== What you need to do ==
Write the material out again, line by line, exactly as it is.

Stored items from a collection
+++

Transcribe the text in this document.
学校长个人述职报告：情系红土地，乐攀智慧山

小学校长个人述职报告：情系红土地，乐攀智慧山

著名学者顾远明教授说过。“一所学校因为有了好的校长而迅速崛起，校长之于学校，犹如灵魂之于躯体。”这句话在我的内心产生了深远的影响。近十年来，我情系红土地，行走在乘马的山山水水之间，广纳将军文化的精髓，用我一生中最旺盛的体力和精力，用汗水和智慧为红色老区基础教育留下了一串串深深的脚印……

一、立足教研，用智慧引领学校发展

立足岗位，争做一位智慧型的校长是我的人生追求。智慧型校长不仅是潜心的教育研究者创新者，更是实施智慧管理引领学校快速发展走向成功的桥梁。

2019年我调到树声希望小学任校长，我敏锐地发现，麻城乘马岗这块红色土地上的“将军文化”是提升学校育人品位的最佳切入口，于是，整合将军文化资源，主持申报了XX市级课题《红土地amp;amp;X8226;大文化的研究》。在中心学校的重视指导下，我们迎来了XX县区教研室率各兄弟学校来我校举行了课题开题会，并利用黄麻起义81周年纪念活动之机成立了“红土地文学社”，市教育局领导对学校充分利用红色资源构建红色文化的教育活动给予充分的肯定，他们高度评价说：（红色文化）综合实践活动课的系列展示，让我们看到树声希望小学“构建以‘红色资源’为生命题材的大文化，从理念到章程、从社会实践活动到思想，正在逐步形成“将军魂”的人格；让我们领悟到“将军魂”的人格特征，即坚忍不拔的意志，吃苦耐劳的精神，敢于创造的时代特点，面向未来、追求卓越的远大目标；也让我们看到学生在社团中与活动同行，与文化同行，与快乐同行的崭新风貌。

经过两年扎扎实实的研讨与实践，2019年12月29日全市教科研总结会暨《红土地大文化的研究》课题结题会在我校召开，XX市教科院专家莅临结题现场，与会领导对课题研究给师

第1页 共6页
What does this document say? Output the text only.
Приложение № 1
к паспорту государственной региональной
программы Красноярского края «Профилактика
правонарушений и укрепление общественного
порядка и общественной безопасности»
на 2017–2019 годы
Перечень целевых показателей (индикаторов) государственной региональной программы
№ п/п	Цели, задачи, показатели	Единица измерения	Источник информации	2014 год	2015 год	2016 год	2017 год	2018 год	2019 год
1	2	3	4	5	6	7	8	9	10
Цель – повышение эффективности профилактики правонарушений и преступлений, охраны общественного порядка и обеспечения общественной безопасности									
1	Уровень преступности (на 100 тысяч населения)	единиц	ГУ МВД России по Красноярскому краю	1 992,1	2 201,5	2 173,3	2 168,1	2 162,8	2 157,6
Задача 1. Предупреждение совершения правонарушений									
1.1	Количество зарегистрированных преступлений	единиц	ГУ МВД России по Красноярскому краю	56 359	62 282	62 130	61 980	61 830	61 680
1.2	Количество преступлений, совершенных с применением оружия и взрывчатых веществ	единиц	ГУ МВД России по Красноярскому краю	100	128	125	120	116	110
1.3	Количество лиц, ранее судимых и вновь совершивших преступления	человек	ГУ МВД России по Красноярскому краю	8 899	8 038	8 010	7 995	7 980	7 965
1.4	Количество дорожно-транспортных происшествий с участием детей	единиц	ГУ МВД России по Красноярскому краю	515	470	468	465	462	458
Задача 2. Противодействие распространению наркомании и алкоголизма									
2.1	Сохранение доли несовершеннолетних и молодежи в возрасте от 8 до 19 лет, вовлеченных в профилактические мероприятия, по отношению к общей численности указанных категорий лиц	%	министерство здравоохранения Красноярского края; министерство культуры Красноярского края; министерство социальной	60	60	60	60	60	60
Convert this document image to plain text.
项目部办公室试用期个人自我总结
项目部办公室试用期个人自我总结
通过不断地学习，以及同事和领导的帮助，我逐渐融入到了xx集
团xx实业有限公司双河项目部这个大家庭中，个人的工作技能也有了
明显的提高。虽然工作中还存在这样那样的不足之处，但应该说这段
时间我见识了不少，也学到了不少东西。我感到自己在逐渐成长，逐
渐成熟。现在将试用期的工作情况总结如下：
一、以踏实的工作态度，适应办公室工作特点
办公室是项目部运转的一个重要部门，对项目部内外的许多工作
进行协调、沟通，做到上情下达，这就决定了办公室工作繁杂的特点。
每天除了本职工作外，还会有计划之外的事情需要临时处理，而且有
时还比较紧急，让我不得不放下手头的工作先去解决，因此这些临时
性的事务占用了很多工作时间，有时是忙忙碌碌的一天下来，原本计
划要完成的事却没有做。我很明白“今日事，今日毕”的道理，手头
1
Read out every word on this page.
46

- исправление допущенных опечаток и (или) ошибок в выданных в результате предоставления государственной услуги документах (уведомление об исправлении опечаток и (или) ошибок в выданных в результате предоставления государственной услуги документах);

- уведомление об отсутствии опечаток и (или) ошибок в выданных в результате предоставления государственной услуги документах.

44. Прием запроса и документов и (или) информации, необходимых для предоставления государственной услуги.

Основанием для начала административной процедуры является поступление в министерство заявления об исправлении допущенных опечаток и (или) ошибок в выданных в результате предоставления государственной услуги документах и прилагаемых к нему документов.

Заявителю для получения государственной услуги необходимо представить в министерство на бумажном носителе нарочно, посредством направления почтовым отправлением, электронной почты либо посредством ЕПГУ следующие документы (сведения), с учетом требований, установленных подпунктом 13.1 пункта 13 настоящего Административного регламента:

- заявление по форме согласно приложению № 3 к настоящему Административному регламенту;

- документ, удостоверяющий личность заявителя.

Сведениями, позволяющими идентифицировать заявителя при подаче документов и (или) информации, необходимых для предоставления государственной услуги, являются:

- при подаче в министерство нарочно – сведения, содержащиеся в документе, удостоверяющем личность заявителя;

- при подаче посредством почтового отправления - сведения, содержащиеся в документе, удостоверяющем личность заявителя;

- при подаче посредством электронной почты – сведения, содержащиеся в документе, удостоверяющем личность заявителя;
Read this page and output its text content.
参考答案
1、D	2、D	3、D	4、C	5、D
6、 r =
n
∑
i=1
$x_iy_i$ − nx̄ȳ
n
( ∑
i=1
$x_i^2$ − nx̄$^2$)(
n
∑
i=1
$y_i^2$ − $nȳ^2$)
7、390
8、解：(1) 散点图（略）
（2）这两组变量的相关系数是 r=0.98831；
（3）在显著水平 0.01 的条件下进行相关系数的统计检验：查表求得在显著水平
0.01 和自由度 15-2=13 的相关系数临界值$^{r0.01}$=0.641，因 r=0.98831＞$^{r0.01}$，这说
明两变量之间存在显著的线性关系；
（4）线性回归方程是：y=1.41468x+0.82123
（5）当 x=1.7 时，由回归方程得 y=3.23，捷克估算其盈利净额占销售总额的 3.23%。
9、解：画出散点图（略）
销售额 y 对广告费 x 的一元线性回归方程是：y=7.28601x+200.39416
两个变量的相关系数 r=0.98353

+++

== Expected output ==
Transcribe the text in this document.
学校长个人述职报告：情系红土地，乐攀智慧山

小学校长个人述职报告：情系红土地，乐攀智慧山

著名学者顾远明教授说过。“一所学校因为有了好的校长而迅速崛起，校长之于学校，犹如灵魂之于躯体。”这句话在我的内心产生了深远的影响。近十年来，我情系红土地，行走在乘马的山山水水之间，广纳将军文化的精髓，用我一生中最旺盛的体力和精力，用汗水和智慧为红色老区基础教育留下了一串串深深的脚印……

一、立足教研，用智慧引领学校发展

立足岗位，争做一位智慧型的校长是我的人生追求。智慧型校长不仅是潜心的教育研究者创新者，更是实施智慧管理引领学校快速发展走向成功的桥梁。

2019年我调到树声希望小学任校长，我敏锐地发现，麻城乘马岗这块红色土地上的“将军文化”是提升学校育人品位的最佳切入口，于是，整合将军文化资源，主持申报了XX市级课题《红土地amp;amp;X8226;大文化的研究》。在中心学校的重视指导下，我们迎来了XX县区教研室率各兄弟学校来我校举行了课题开题会，并利用黄麻起义81周年纪念活动之机成立了“红土地文学社”，市教育局领导对学校充分利用红色资源构建红色文化的教育活动给予充分的肯定，他们高度评价说：（红色文化）综合实践活动课的系列展示，让我们看到树声希望小学“构建以‘红色资源’为生命题材的大文化，从理念到章程、从社会实践活动到思想，正在逐步形成“将军魂”的人格；让我们领悟到“将军魂”的人格特征，即坚忍不拔的意志，吃苦耐劳的精神，敢于创造的时代特点，面向未来、追求卓越的远大目标；也让我们看到学生在社团中与活动同行，与文化同行，与快乐同行的崭新风貌。

经过两年扎扎实实的研讨与实践，2019年12月29日全市教科研总结会暨《红土地大文化的研究》课题结题会在我校召开，XX市教科院专家莅临结题现场，与会领导对课题研究给师

第1页 共6页
What does this document say? Output the text only.
Приложение № 1
к паспорту государственной региональной
программы Красноярского края «Профилактика
правонарушений и укрепление общественного
порядка и общественной безопасности»
на 2017–2019 годы
Перечень целевых показателей (индикаторов) государственной региональной программы
№ п/п	Цели, задачи, показатели	Единица измерения	Источник информации	2014 год	2015 год	2016 год	2017 год	2018 год	2019 год
1	2	3	4	5	6	7	8	9	10
Цель – повышение эффективности профилактики правонарушений и преступлений, охраны общественного порядка и обеспечения общественной безопасности									
1	Уровень преступности (на 100 тысяч населения)	единиц	ГУ МВД России по Красноярскому краю	1 992,1	2 201,5	2 173,3	2 168,1	2 162,8	2 157,6
Задача 1. Предупреждение совершения правонарушений									
1.1	Количество зарегистрированных преступлений	единиц	ГУ МВД России по Красноярскому краю	56 359	62 282	62 130	61 980	61 830	61 680
1.2	Количество преступлений, совершенных с применением оружия и взрывчатых веществ	единиц	ГУ МВД России по Красноярскому краю	100	128	125	120	116	110
1.3	Количество лиц, ранее судимых и вновь совершивших преступления	человек	ГУ МВД России по Красноярскому краю	8 899	8 038	8 010	7 995	7 980	7 965
1.4	Количество дорожно-транспортных происшествий с участием детей	единиц	ГУ МВД России по Красноярскому краю	515	470	468	465	462	458
Задача 2. Противодействие распространению наркомании и алкоголизма									
2.1	Сохранение доли несовершеннолетних и молодежи в возрасте от 8 до 19 лет, вовлеченных в профилактические мероприятия, по отношению к общей численности указанных категорий лиц	%	министерство здравоохранения Красноярского края; министерство культуры Красноярского края; министерство социальной	60	60	60	60	60	60
Convert this document image to plain text.
项目部办公室试用期个人自我总结
项目部办公室试用期个人自我总结
通过不断地学习，以及同事和领导的帮助，我逐渐融入到了xx集
团xx实业有限公司双河项目部这个大家庭中，个人的工作技能也有了
明显的提高。虽然工作中还存在这样那样的不足之处，但应该说这段
时间我见识了不少，也学到了不少东西。我感到自己在逐渐成长，逐
渐成熟。现在将试用期的工作情况总结如下：
一、以踏实的工作态度，适应办公室工作特点
办公室是项目部运转的一个重要部门，对项目部内外的许多工作
进行协调、沟通，做到上情下达，这就决定了办公室工作繁杂的特点。
每天除了本职工作外，还会有计划之外的事情需要临时处理，而且有
时还比较紧急，让我不得不放下手头的工作先去解决，因此这些临时
性的事务占用了很多工作时间，有时是忙忙碌碌的一天下来，原本计
划要完成的事却没有做。我很明白“今日事，今日毕”的道理，手头
1
Read out every word on this page.
46

- исправление допущенных опечаток и (или) ошибок в выданных в результате предоставления государственной услуги документах (уведомление об исправлении опечаток и (или) ошибок в выданных в результате предоставления государственной услуги документах);

- уведомление об отсутствии опечаток и (или) ошибок в выданных в результате предоставления государственной услуги документах.

44. Прием запроса и документов и (или) информации, необходимых для предоставления государственной услуги.

Основанием для начала административной процедуры является поступление в министерство заявления об исправлении допущенных опечаток и (или) ошибок в выданных в результате предоставления государственной услуги документах и прилагаемых к нему документов.

Заявителю для получения государственной услуги необходимо представить в министерство на бумажном носителе нарочно, посредством направления почтовым отправлением, электронной почты либо посредством ЕПГУ следующие документы (сведения), с учетом требований, установленных подпунктом 13.1 пункта 13 настоящего Административного регламента:

- заявление по форме согласно приложению № 3 к настоящему Административному регламенту;

- документ, удостоверяющий личность заявителя.

Сведениями, позволяющими идентифицировать заявителя при подаче документов и (или) информации, необходимых для предоставления государственной услуги, являются:

- при подаче в министерство нарочно – сведения, содержащиеся в документе, удостоверяющем личность заявителя;

- при подаче посредством почтового отправления - сведения, содержащиеся в документе, удостоверяющем личность заявителя;

- при подаче посредством электронной почты – сведения, содержащиеся в документе, удостоверяющем личность заявителя;
Read this page and output its text content.
参考答案
1、D	2、D	3、D	4、C	5、D
6、 r =
n
∑
i=1
$x_iy_i$ − nx̄ȳ
n
( ∑
i=1
$x_i^2$ − nx̄$^2$)(
n
∑
i=1
$y_i^2$ − $nȳ^2$)
7、390
8、解：(1) 散点图（略）
（2）这两组变量的相关系数是 r=0.98831；
（3）在显著水平 0.01 的条件下进行相关系数的统计检验：查表求得在显著水平
0.01 和自由度 15-2=13 的相关系数临界值$^{r0.01}$=0.641，因 r=0.98831＞$^{r0.01}$，这说
明两变量之间存在显著的线性关系；
（4）线性回归方程是：y=1.41468x+0.82123
（5）当 x=1.7 时，由回归方程得 y=3.23，捷克估算其盈利净额占销售总额的 3.23%。
9、解：画出散点图（略）
销售额 y 对广告费 x 的一元线性回归方程是：y=7.28601x+200.39416
两个变量的相关系数 r=0.98353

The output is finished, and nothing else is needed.